Set task »
Pull out from the material below all lines with "получения".

Materials provided »
## start
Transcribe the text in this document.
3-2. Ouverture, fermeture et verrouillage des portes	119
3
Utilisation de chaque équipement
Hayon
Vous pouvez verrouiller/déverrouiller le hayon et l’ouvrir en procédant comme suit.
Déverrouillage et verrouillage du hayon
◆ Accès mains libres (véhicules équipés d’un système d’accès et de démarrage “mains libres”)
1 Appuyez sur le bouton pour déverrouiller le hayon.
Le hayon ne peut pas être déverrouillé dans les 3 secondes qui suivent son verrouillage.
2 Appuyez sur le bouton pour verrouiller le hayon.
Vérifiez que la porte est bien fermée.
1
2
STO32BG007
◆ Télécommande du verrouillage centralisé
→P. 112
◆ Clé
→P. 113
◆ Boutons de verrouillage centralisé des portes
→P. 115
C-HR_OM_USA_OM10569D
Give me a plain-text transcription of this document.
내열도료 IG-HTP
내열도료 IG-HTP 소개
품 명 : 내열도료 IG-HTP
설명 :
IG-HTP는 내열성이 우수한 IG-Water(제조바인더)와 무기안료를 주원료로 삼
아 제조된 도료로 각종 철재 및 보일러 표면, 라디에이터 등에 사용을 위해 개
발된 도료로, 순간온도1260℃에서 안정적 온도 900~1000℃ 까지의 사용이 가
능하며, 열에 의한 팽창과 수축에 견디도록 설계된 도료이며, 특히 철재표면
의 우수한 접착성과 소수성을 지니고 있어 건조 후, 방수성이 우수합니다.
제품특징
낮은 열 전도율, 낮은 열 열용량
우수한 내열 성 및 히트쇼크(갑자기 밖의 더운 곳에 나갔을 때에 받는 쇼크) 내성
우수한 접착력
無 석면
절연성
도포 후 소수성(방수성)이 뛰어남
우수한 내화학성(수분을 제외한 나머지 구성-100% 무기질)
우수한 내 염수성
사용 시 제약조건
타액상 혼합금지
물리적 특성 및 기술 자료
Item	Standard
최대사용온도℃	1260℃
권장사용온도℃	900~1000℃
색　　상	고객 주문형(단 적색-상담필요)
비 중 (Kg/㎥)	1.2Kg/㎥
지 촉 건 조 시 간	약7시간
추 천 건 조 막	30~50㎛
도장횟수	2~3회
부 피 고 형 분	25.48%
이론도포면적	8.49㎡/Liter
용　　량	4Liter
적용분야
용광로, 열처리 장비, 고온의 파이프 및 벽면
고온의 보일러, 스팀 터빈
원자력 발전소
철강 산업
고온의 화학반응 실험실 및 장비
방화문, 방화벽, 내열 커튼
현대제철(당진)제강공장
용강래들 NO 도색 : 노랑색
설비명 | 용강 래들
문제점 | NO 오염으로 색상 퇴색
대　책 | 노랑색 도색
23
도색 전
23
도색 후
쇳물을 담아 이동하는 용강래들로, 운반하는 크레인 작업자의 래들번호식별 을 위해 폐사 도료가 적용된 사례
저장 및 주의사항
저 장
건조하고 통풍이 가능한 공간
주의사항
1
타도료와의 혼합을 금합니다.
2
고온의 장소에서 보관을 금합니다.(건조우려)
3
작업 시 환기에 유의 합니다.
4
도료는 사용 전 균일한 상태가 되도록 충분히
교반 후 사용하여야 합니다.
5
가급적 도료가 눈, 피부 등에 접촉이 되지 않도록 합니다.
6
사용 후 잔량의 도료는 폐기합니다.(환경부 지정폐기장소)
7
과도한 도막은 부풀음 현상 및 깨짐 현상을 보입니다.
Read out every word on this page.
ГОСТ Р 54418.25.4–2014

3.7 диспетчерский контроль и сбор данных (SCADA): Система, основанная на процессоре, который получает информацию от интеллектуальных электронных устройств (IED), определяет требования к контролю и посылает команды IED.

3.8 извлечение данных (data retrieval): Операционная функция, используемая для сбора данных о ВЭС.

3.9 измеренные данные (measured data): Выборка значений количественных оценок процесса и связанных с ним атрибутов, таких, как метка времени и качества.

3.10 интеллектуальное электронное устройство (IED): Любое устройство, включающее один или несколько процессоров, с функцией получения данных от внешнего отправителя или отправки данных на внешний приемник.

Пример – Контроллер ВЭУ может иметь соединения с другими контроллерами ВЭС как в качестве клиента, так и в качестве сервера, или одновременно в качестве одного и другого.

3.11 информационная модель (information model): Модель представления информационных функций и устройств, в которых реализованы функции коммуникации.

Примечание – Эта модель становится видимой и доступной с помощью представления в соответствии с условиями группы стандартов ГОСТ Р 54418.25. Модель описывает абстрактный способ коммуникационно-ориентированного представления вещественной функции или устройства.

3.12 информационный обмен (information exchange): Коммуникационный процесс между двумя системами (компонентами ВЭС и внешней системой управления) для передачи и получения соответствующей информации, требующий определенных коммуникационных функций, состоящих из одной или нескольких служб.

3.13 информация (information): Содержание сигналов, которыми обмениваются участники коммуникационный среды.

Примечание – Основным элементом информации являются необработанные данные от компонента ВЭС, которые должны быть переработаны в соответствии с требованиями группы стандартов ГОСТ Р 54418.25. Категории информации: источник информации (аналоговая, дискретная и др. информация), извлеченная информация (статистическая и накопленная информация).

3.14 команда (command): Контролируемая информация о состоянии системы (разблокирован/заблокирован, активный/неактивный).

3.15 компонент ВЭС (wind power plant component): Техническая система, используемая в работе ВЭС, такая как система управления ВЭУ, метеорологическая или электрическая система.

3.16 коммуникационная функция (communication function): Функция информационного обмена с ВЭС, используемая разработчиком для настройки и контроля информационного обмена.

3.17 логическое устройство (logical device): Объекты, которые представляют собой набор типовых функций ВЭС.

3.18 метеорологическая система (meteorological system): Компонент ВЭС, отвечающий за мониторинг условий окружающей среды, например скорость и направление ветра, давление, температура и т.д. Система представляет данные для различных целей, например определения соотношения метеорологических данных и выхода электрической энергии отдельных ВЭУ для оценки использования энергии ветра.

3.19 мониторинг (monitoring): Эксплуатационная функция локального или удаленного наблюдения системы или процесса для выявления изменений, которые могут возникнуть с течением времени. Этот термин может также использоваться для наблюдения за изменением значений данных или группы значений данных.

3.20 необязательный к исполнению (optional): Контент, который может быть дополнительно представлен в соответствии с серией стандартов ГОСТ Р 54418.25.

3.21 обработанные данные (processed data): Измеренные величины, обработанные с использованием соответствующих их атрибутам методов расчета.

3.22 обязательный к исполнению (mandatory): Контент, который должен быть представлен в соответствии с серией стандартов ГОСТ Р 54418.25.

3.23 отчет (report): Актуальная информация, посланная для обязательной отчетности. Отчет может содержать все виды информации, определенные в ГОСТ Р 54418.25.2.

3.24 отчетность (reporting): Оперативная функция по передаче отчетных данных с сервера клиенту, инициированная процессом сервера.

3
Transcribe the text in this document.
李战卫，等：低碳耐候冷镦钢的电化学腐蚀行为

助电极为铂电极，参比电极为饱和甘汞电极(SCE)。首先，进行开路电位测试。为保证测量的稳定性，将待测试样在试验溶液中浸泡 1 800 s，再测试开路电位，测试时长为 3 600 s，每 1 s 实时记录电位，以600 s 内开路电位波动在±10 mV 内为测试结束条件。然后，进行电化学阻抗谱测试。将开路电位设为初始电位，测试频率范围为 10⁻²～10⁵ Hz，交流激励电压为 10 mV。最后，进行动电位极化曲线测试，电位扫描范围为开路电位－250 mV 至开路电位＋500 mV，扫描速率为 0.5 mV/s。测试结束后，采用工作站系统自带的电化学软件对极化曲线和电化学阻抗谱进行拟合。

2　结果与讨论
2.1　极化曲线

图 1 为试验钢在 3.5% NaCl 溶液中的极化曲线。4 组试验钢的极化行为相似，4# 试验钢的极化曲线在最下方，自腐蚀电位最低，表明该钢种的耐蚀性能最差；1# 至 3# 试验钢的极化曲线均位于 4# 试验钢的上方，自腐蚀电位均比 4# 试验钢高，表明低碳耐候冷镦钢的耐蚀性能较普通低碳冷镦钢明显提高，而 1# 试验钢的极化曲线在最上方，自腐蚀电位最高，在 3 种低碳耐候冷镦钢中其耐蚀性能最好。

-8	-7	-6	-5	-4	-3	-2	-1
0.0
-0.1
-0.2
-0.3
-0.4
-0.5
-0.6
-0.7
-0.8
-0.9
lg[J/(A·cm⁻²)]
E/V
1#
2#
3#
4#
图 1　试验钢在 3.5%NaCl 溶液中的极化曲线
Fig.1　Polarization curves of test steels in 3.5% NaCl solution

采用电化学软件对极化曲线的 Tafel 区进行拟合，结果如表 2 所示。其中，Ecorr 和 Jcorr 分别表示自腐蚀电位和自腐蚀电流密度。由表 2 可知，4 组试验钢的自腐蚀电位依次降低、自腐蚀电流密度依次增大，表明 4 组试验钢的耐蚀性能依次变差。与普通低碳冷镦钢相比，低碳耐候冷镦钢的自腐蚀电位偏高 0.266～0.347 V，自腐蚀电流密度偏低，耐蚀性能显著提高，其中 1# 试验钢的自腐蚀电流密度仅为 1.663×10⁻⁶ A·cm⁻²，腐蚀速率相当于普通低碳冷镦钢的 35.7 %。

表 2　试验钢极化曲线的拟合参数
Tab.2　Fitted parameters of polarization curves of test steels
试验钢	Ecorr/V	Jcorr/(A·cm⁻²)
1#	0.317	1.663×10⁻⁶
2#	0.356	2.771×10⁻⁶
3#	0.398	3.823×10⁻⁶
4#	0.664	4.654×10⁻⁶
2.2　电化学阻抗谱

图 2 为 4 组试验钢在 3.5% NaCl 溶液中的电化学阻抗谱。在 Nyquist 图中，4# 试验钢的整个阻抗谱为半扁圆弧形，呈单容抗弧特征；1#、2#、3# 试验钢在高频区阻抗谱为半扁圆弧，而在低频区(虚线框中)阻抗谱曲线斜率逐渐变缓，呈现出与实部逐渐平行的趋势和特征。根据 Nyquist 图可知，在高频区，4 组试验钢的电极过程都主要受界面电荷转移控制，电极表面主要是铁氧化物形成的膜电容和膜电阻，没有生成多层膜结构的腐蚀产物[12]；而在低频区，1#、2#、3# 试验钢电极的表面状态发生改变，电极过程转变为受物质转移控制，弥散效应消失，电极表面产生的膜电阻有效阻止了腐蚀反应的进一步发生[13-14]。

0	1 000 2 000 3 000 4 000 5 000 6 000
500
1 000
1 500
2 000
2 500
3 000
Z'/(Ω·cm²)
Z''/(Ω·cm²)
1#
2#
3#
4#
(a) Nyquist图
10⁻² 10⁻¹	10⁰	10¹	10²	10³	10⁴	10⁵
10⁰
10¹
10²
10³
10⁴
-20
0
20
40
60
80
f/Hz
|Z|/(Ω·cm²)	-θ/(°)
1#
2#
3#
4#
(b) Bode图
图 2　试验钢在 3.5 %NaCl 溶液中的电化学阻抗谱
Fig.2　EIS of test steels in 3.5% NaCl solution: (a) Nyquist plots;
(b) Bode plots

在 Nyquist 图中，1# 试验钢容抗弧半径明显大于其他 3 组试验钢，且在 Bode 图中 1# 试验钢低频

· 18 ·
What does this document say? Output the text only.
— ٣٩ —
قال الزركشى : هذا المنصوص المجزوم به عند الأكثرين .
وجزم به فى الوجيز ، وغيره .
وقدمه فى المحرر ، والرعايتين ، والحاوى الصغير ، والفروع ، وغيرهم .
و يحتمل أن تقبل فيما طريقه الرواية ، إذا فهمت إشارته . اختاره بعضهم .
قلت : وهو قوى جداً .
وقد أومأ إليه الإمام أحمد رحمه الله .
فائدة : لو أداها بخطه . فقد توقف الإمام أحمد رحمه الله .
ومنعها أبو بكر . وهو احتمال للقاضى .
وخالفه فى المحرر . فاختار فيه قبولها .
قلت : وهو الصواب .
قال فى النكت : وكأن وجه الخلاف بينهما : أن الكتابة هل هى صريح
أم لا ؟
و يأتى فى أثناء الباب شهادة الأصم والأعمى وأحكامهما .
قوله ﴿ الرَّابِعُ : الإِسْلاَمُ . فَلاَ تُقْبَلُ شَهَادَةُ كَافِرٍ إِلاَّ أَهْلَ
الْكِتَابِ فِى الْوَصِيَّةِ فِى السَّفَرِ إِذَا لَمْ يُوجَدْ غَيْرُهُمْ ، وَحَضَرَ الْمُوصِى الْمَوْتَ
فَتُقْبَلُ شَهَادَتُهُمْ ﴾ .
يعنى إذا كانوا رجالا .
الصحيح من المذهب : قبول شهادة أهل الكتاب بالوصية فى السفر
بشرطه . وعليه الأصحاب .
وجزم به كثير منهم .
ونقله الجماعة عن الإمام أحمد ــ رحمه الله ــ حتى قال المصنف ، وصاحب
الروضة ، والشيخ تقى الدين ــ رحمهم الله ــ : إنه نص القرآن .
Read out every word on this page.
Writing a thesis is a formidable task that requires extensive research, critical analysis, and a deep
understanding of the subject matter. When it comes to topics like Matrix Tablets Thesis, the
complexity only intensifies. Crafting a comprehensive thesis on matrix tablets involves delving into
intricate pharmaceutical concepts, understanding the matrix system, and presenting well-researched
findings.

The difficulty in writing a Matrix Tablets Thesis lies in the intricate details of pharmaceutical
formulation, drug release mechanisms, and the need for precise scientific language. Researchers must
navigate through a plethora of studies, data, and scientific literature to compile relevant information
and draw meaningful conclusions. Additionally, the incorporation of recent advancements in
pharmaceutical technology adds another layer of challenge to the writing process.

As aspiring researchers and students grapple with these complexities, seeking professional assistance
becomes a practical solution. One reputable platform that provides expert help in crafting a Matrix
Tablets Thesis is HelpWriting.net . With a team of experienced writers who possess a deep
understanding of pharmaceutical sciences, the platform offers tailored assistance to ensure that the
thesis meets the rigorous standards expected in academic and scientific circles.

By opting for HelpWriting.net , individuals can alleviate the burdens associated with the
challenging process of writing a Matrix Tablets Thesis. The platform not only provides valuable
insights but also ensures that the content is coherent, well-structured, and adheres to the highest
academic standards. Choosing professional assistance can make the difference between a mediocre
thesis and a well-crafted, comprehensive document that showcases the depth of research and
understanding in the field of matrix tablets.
## end
Written solution »
3.10 интеллектуальное электронное устройство (IED): Любое устройство, включающее один или несколько процессоров, с функцией получения данных от внешнего отправителя или отправки данных на внешний приемник.
3.12 информационный обмен (information exchange): Коммуникационный процесс между двумя системами (компонентами ВЭС и внешней системой управления) для передачи и получения соответствующей информации, требующий определенных коммуникационных функций, состоящих из одной или нескольких служб.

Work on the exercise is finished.